Task goal: Transcribe the whole listing without a single picture.

— START Task inputs —

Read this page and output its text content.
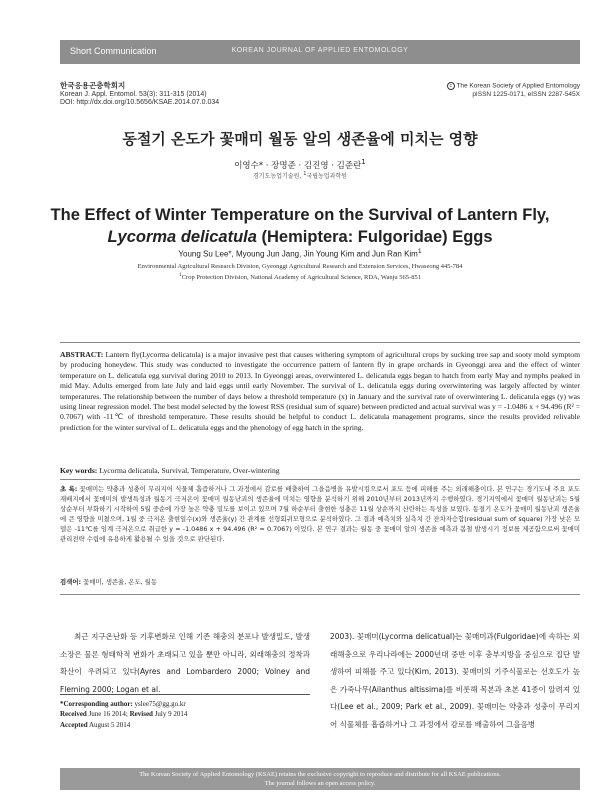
Short Communication	KOREAN JOURNAL OF APPLIED ENTOMOLOGY
한국응용곤충학회지
Korean J. Appl. Entomol. 53(3): 311-315 (2014)
DOI: http://dx.doi.org/10.5656/KSAE.2014.07.0.034
c The Korean Society of Applied Entomology
pISSN 1225-0171, eISSN 2287-545X
동절기 온도가 꽃매미 월동 알의 생존율에 미치는 영향
이영수* · 장명준 · 김진영 · 김준란$^1$
경기도농업기술원, $^1$국립농업과학원
The Effect of Winter Temperature on the Survival of Lantern Fly,
Lycorma delicatula (Hemiptera: Fulgoridae) Eggs
Young Su Lee*, Myoung Jun Jang, Jin Young Kim and Jun Ran Kim$^1$
Environmental Agricultural Research Division, Gyeonggi Agricultural Research and Extension Services, Hwaseong 445-784
$^1$Crop Protection Division, National Academy of Agricultural Science, RDA, Wanju 565-851
ABSTRACT: Lantern fly(Lycorma delicatula) is a major invasive pest that causes withering symptom of agricultural crops by sucking tree sap and sooty mold symptom by producing honeydew. This study was conducted to investigate the occurrence pattern of lantern fly in grape orchards in Gyeonggi area and the effect of winter temperature on L. delicatula egg survival during 2010 to 2013. In Gyeonggi areas, overwintered L. delicatula eggs began to hatch from early May and nymphs peaked in mid May. Adults emerged from late July and laid eggs until early November. The survival of L. delicatula eggs during overwintering was largely affected by winter temperatures. The relationship between the number of days below a threshold temperature (x) in January and the survival rate of overwintering L. delicatula eggs (y) was using linear regression model. The best model selected by the lowest RSS (residual sum of square) between predicted and actual survival was y = -1.0486 x + 94.496 (R² = 0.7067) with -11℃ of threshold temperature. These results should be helpful to conduct L. delicatula management programs, since the results provided relivable prediction for the winter survival of L. delicatula eggs and the phenology of egg hatch in the spring.
Key words: Lycorma delicatula, Survival, Temperature, Over-wintering
초 록: 꽃매미는 약충과 성충이 무리지어 식물체 흡즙하거나 그 과정에서 감로를 배출하여 그을음병을 유발시킴으로서 포도 등에 피해를 주는 외래해충이다. 본 연구는 경기도내 주요 포도 재배지에서 꽃매미의 발생특성과 월동기 극저온이 꽃매미 월동난괴의 생존율에 미치는 영향을 분석하기 위해 2010년부터 2013년까지 수행하였다. 경기지역에서 꽃매미 월동난괴는 5월 상순부터 부화하기 시작하여 5월 중순에 가장 높은 약충 밀도를 보이고 있으며 7월 하순부터 출현한 성충은 11월 상순까지 산란하는 특성을 보였다. 동절기 온도가 꽃매미 월동난괴 생존율에 큰 영향을 미쳤으며, 1월 중 극저온 출현일수(x)와 생존율(y) 간 관계를 선형회귀모형으로 분석하였다. 그 결과 예측치와 실측치 간 잔차자승합(residual sum of square) 가장 낮은 모델은 -11℃를 임계 극저온으로 취급한 y = -1.0486 x + 94.496 (R² = 0.7067) 이었다. 본 연구 결과는 월동 중 꽃매미 알의 생존을 예측과 봄철 발생시기 정보를 제공함으로써 꽃매미 관리전략 수립에 유용하게 활용될 수 있을 것으로 판단된다.
검색어: 꽃매미, 생존율, 온도, 월동
최근 지구온난화 등 기후변화로 인해 기존 해충의 분포나 발생밀도, 발생소장은 물론 형태학적 변화가 초래되고 있을 뿐만 아니라, 외래해충의 정착과 확산이 우려되고 있다(Ayres and Lombardero 2000; Volney and Fleming 2000; Logan et al.
2003). 꽃매미(Lycorma delicatual)는 꽃매미과(Fulgoridae)에 속하는 외래해충으로 우리나라에는 2000년대 중반 이후 충부지방을 중심으로 집단 발생하여 피해를 주고 있다(Kim, 2013). 꽃매미의 기주식물로는 선호도가 높은 가죽나무(Ailanthus altissima)를 비롯해 목본과 초본 41종이 알려져 있다(Lee et al., 2009; Park et al., 2009). 꽃매미는 약충과 성충이 무리지어 식물체를 흡즙하거나 그 과정에서 감로를 배출하여 그을음병
*Corresponding author: yslee75@gg.go.kr
Received June 16 2014; Revised July 9 2014
Accepted August 5 2014
The Korean Society of Applied Entomology (KSAE) retains the exclusive copyright to reproduce and distribute for all KSAE publications.
The journal follows an open access policy.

— END Task inputs —

Task result:
Read this page and output its text content.
Short Communication	KOREAN JOURNAL OF APPLIED ENTOMOLOGY
한국응용곤충학회지
Korean J. Appl. Entomol. 53(3): 311-315 (2014)
DOI: http://dx.doi.org/10.5656/KSAE.2014.07.0.034
c The Korean Society of Applied Entomology
pISSN 1225-0171, eISSN 2287-545X
동절기 온도가 꽃매미 월동 알의 생존율에 미치는 영향
이영수* · 장명준 · 김진영 · 김준란$^1$
경기도농업기술원, $^1$국립농업과학원
The Effect of Winter Temperature on the Survival of Lantern Fly,
Lycorma delicatula (Hemiptera: Fulgoridae) Eggs
Young Su Lee*, Myoung Jun Jang, Jin Young Kim and Jun Ran Kim$^1$
Environmental Agricultural Research Division, Gyeonggi Agricultural Research and Extension Services, Hwaseong 445-784
$^1$Crop Protection Division, National Academy of Agricultural Science, RDA, Wanju 565-851
ABSTRACT: Lantern fly(Lycorma delicatula) is a major invasive pest that causes withering symptom of agricultural crops by sucking tree sap and sooty mold symptom by producing honeydew. This study was conducted to investigate the occurrence pattern of lantern fly in grape orchards in Gyeonggi area and the effect of winter temperature on L. delicatula egg survival during 2010 to 2013. In Gyeonggi areas, overwintered L. delicatula eggs began to hatch from early May and nymphs peaked in mid May. Adults emerged from late July and laid eggs until early November. The survival of L. delicatula eggs during overwintering was largely affected by winter temperatures. The relationship between the number of days below a threshold temperature (x) in January and the survival rate of overwintering L. delicatula eggs (y) was using linear regression model. The best model selected by the lowest RSS (residual sum of square) between predicted and actual survival was y = -1.0486 x + 94.496 (R² = 0.7067) with -11℃ of threshold temperature. These results should be helpful to conduct L. delicatula management programs, since the results provided relivable prediction for the winter survival of L. delicatula eggs and the phenology of egg hatch in the spring.
Key words: Lycorma delicatula, Survival, Temperature, Over-wintering
초 록: 꽃매미는 약충과 성충이 무리지어 식물체 흡즙하거나 그 과정에서 감로를 배출하여 그을음병을 유발시킴으로서 포도 등에 피해를 주는 외래해충이다. 본 연구는 경기도내 주요 포도 재배지에서 꽃매미의 발생특성과 월동기 극저온이 꽃매미 월동난괴의 생존율에 미치는 영향을 분석하기 위해 2010년부터 2013년까지 수행하였다. 경기지역에서 꽃매미 월동난괴는 5월 상순부터 부화하기 시작하여 5월 중순에 가장 높은 약충 밀도를 보이고 있으며 7월 하순부터 출현한 성충은 11월 상순까지 산란하는 특성을 보였다. 동절기 온도가 꽃매미 월동난괴 생존율에 큰 영향을 미쳤으며, 1월 중 극저온 출현일수(x)와 생존율(y) 간 관계를 선형회귀모형으로 분석하였다. 그 결과 예측치와 실측치 간 잔차자승합(residual sum of square) 가장 낮은 모델은 -11℃를 임계 극저온으로 취급한 y = -1.0486 x + 94.496 (R² = 0.7067) 이었다. 본 연구 결과는 월동 중 꽃매미 알의 생존을 예측과 봄철 발생시기 정보를 제공함으로써 꽃매미 관리전략 수립에 유용하게 활용될 수 있을 것으로 판단된다.
검색어: 꽃매미, 생존율, 온도, 월동
최근 지구온난화 등 기후변화로 인해 기존 해충의 분포나 발생밀도, 발생소장은 물론 형태학적 변화가 초래되고 있을 뿐만 아니라, 외래해충의 정착과 확산이 우려되고 있다(Ayres and Lombardero 2000; Volney and Fleming 2000; Logan et al.
2003). 꽃매미(Lycorma delicatual)는 꽃매미과(Fulgoridae)에 속하는 외래해충으로 우리나라에는 2000년대 중반 이후 충부지방을 중심으로 집단 발생하여 피해를 주고 있다(Kim, 2013). 꽃매미의 기주식물로는 선호도가 높은 가죽나무(Ailanthus altissima)를 비롯해 목본과 초본 41종이 알려져 있다(Lee et al., 2009; Park et al., 2009). 꽃매미는 약충과 성충이 무리지어 식물체를 흡즙하거나 그 과정에서 감로를 배출하여 그을음병
*Corresponding author: yslee75@gg.go.kr
Received June 16 2014; Revised July 9 2014
Accepted August 5 2014
The Korean Society of Applied Entomology (KSAE) retains the exclusive copyright to reproduce and distribute for all KSAE publications.
The journal follows an open access policy.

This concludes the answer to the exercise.